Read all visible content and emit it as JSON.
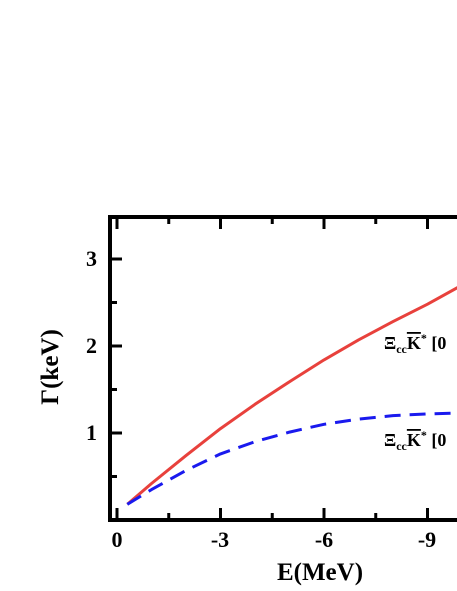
{
  "chart_data": {
    "type": "line",
    "xlabel": "E(MeV)",
    "ylabel": "Γ(keV)",
    "x_ticks": [
      "0",
      "-3",
      "-6",
      "-9"
    ],
    "y_ticks": [
      "1",
      "2",
      "3"
    ],
    "xlim": [
      -0.1,
      -10.0
    ],
    "ylim": [
      0.0,
      3.5
    ],
    "grid": false,
    "series": [
      {
        "color": "#e8413c",
        "dash": "solid",
        "x": [
          -0.3,
          -1.0,
          -2.0,
          -3.0,
          -4.0,
          -5.0,
          -6.0,
          -7.0,
          -8.0,
          -9.0,
          -10.0
        ],
        "y": [
          0.18,
          0.42,
          0.74,
          1.05,
          1.33,
          1.59,
          1.84,
          2.07,
          2.28,
          2.48,
          2.7
        ]
      },
      {
        "color": "#1a1aee",
        "dash": "dashed",
        "x": [
          -0.3,
          -1.0,
          -2.0,
          -3.0,
          -4.0,
          -5.0,
          -6.0,
          -7.0,
          -8.0,
          -9.0,
          -10.0
        ],
        "y": [
          0.18,
          0.35,
          0.57,
          0.76,
          0.9,
          1.01,
          1.1,
          1.16,
          1.2,
          1.22,
          1.23
        ]
      }
    ],
    "annotations": [
      {
        "main": "Ξ",
        "sub": "cc",
        "bar": "K",
        "sup": "*",
        "tail": " [0"
      },
      {
        "main": "Ξ",
        "sub": "cc",
        "bar": "K",
        "sup": "*",
        "tail": " [0"
      }
    ]
  }
}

#### WHAT TO DO:
Reproduce each entry verbatim, excluding any embedded images.

#### OUTPUT FOR THIS EXERCISE:
Read all visible content and emit it as JSON.
{
  "chart_data": {
    "type": "line",
    "xlabel": "E(MeV)",
    "ylabel": "Γ(keV)",
    "x_ticks": [
      "0",
      "-3",
      "-6",
      "-9"
    ],
    "y_ticks": [
      "1",
      "2",
      "3"
    ],
    "xlim": [
      -0.1,
      -10.0
    ],
    "ylim": [
      0.0,
      3.5
    ],
    "grid": false,
    "series": [
      {
        "color": "#e8413c",
        "dash": "solid",
        "x": [
          -0.3,
          -1.0,
          -2.0,
          -3.0,
          -4.0,
          -5.0,
          -6.0,
          -7.0,
          -8.0,
          -9.0,
          -10.0
        ],
        "y": [
          0.18,
          0.42,
          0.74,
          1.05,
          1.33,
          1.59,
          1.84,
          2.07,
          2.28,
          2.48,
          2.7
        ]
      },
      {
        "color": "#1a1aee",
        "dash": "dashed",
        "x": [
          -0.3,
          -1.0,
          -2.0,
          -3.0,
          -4.0,
          -5.0,
          -6.0,
          -7.0,
          -8.0,
          -9.0,
          -10.0
        ],
        "y": [
          0.18,
          0.35,
          0.57,
          0.76,
          0.9,
          1.01,
          1.1,
          1.16,
          1.2,
          1.22,
          1.23
        ]
      }
    ],
    "annotations": [
      {
        "main": "Ξ",
        "sub": "cc",
        "bar": "K",
        "sup": "*",
        "tail": " [0"
      },
      {
        "main": "Ξ",
        "sub": "cc",
        "bar": "K",
        "sup": "*",
        "tail": " [0"
      }
    ]
  }
}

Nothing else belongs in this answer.